Required task — Reproduce the listing below exactly, minus its pictures.

###

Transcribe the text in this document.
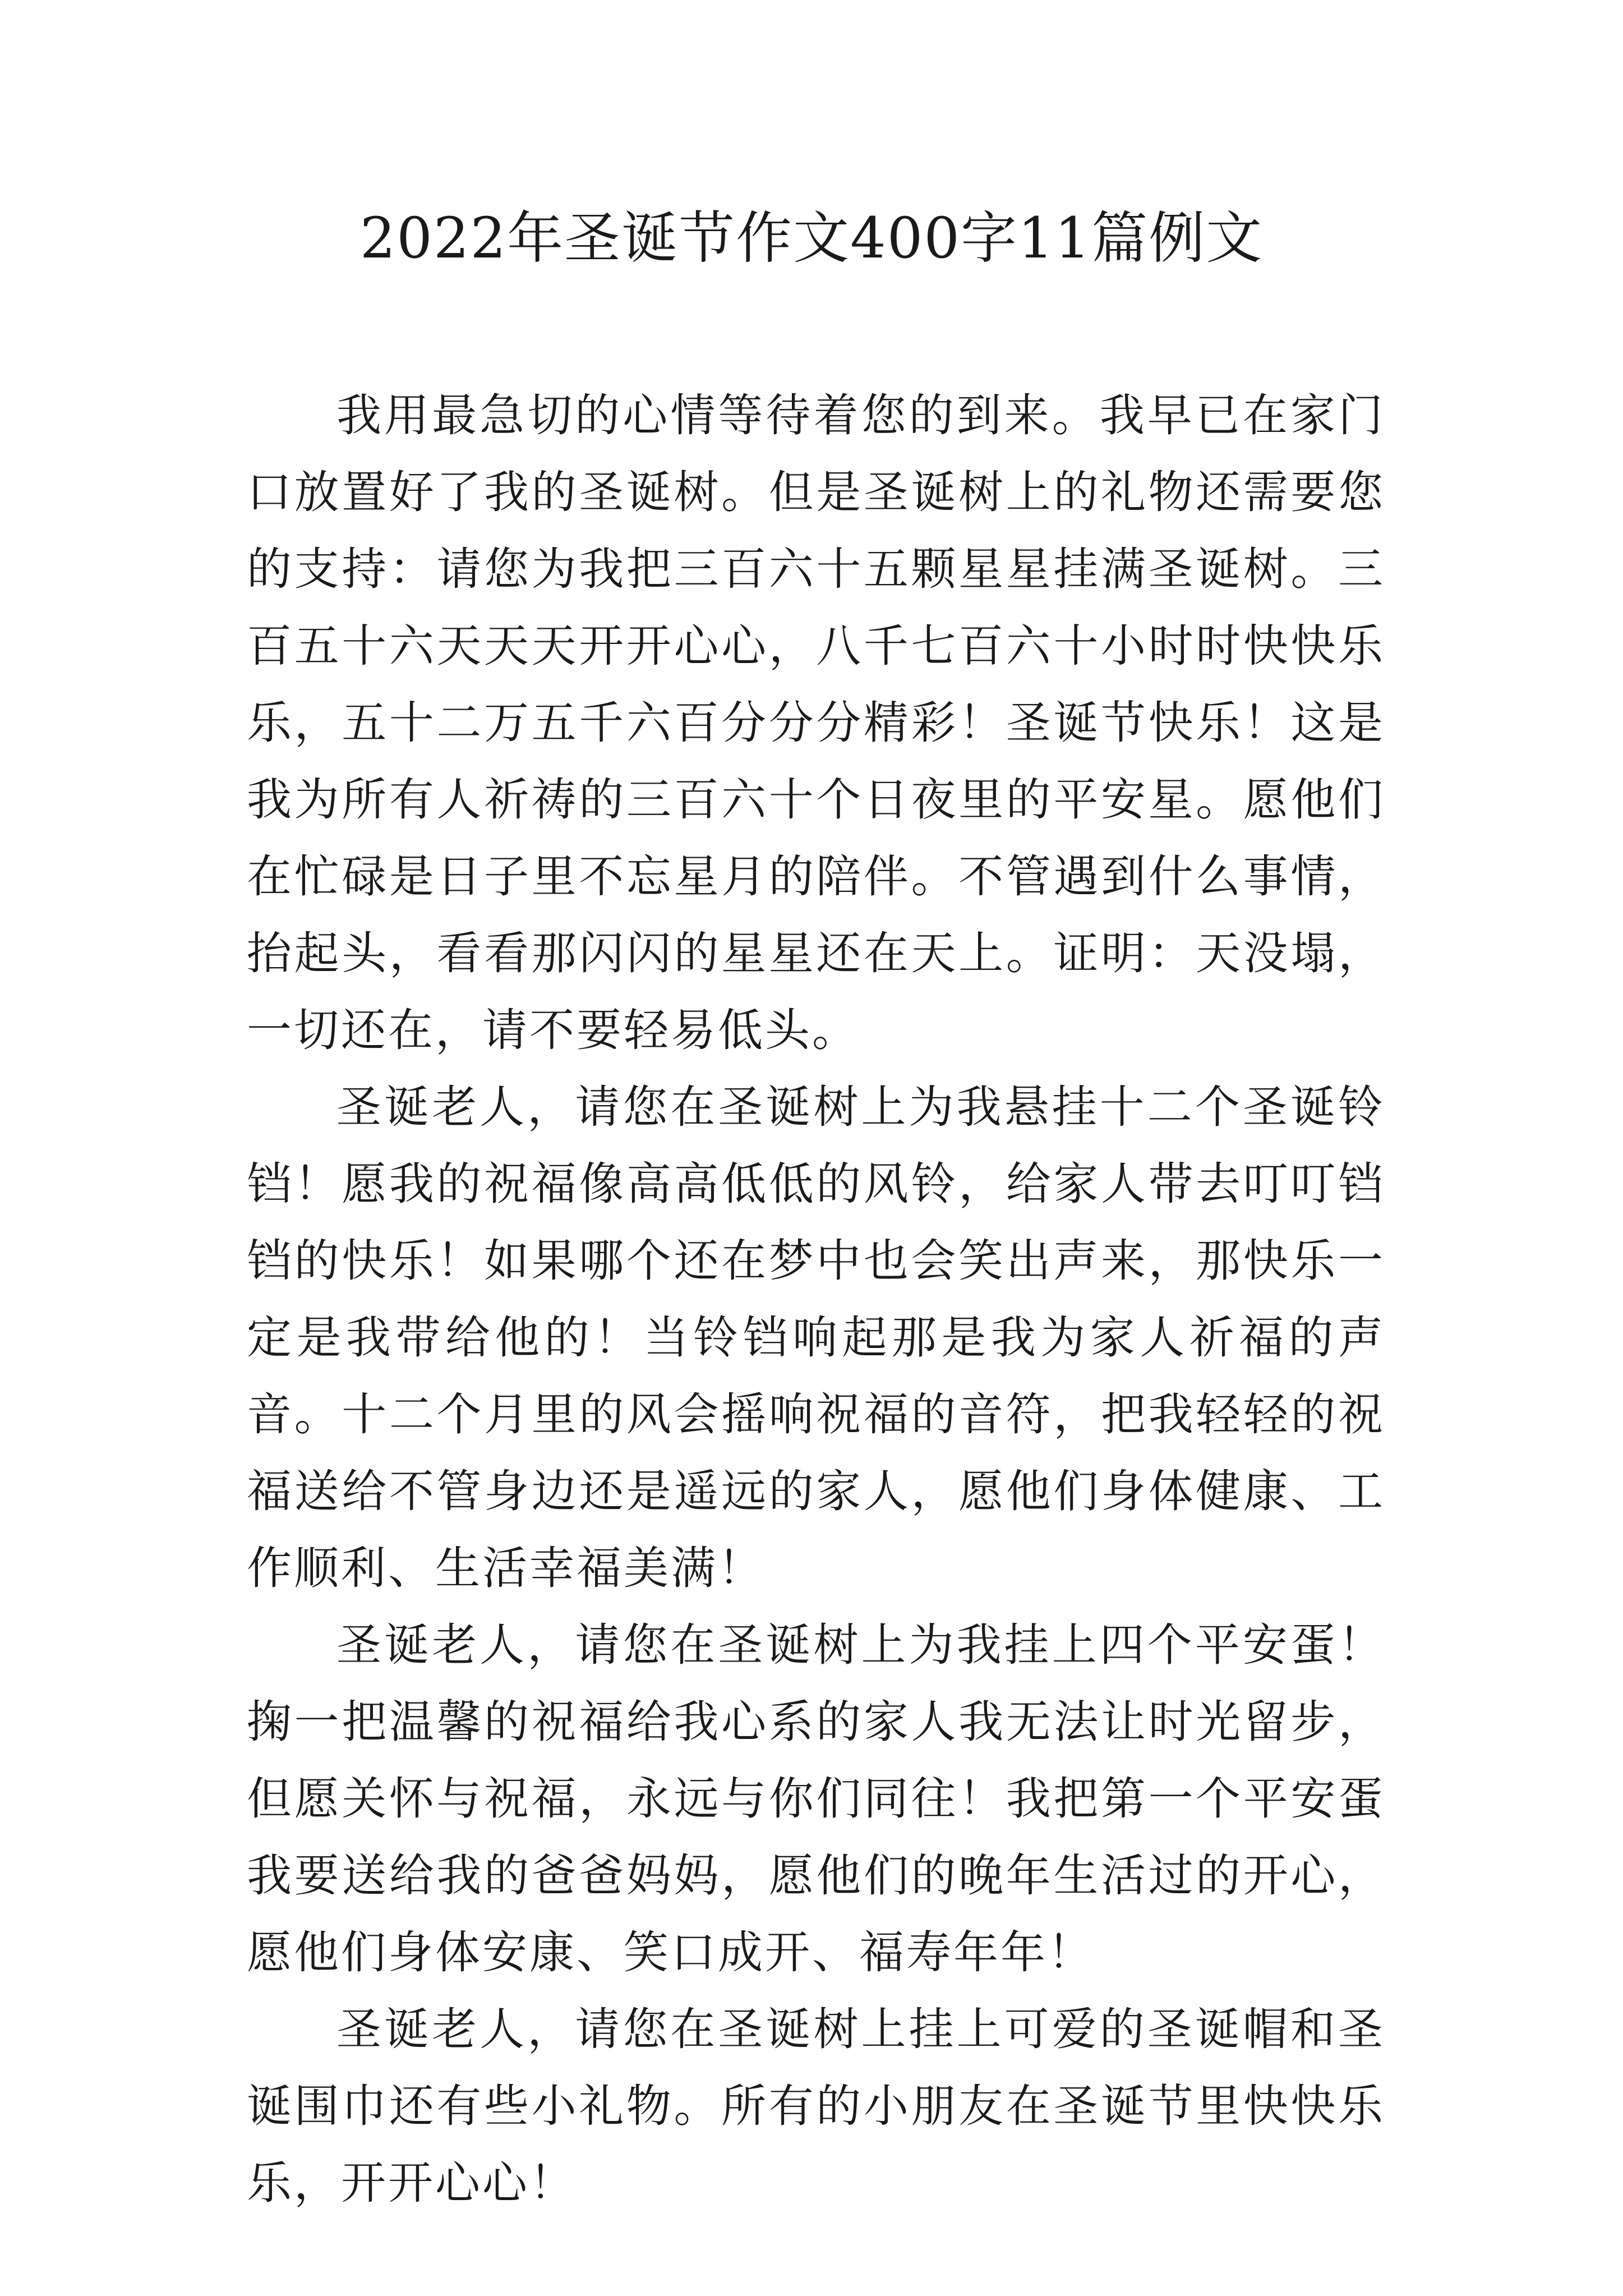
2022年圣诞节作文400字11篇例文

我用最急切的心情等待着您的到来。我早已在家门口放置好了我的圣诞树。但是圣诞树上的礼物还需要您的支持：请您为我把三百六十五颗星星挂满圣诞树。三百五十六天天天开开心心，八千七百六十小时时快快乐乐，五十二万五千六百分分分精彩！圣诞节快乐！这是我为所有人祈祷的三百六十个日夜里的平安星。愿他们在忙碌是日子里不忘星月的陪伴。不管遇到什么事情，抬起头，看看那闪闪的星星还在天上。证明：天没塌，一切还在，请不要轻易低头。

圣诞老人，请您在圣诞树上为我悬挂十二个圣诞铃铛！愿我的祝福像高高低低的风铃，给家人带去叮叮铛铛的快乐！如果哪个还在梦中也会笑出声来，那快乐一定是我带给他的！当铃铛响起那是我为家人祈福的声音。十二个月里的风会摇响祝福的音符，把我轻轻的祝福送给不管身边还是遥远的家人，愿他们身体健康、工作顺利、生活幸福美满！

圣诞老人，请您在圣诞树上为我挂上四个平安蛋！掬一把温馨的祝福给我心系的家人我无法让时光留步，但愿关怀与祝福，永远与你们同往！我把第一个平安蛋我要送给我的爸爸妈妈，愿他们的晚年生活过的开心，愿他们身体安康、笑口成开、福寿年年！

圣诞老人，请您在圣诞树上挂上可爱的圣诞帽和圣诞围巾还有些小礼物。所有的小朋友在圣诞节里快快乐乐，开开心心！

###

Final result —
Transcribe the text in this document.
2022年圣诞节作文400字11篇例文

我用最急切的心情等待着您的到来。我早已在家门口放置好了我的圣诞树。但是圣诞树上的礼物还需要您的支持：请您为我把三百六十五颗星星挂满圣诞树。三百五十六天天天开开心心，八千七百六十小时时快快乐乐，五十二万五千六百分分分精彩！圣诞节快乐！这是我为所有人祈祷的三百六十个日夜里的平安星。愿他们在忙碌是日子里不忘星月的陪伴。不管遇到什么事情，抬起头，看看那闪闪的星星还在天上。证明：天没塌，一切还在，请不要轻易低头。

圣诞老人，请您在圣诞树上为我悬挂十二个圣诞铃铛！愿我的祝福像高高低低的风铃，给家人带去叮叮铛铛的快乐！如果哪个还在梦中也会笑出声来，那快乐一定是我带给他的！当铃铛响起那是我为家人祈福的声音。十二个月里的风会摇响祝福的音符，把我轻轻的祝福送给不管身边还是遥远的家人，愿他们身体健康、工作顺利、生活幸福美满！

圣诞老人，请您在圣诞树上为我挂上四个平安蛋！掬一把温馨的祝福给我心系的家人我无法让时光留步，但愿关怀与祝福，永远与你们同往！我把第一个平安蛋我要送给我的爸爸妈妈，愿他们的晚年生活过的开心，愿他们身体安康、笑口成开、福寿年年！

圣诞老人，请您在圣诞树上挂上可爱的圣诞帽和圣诞围巾还有些小礼物。所有的小朋友在圣诞节里快快乐乐，开开心心！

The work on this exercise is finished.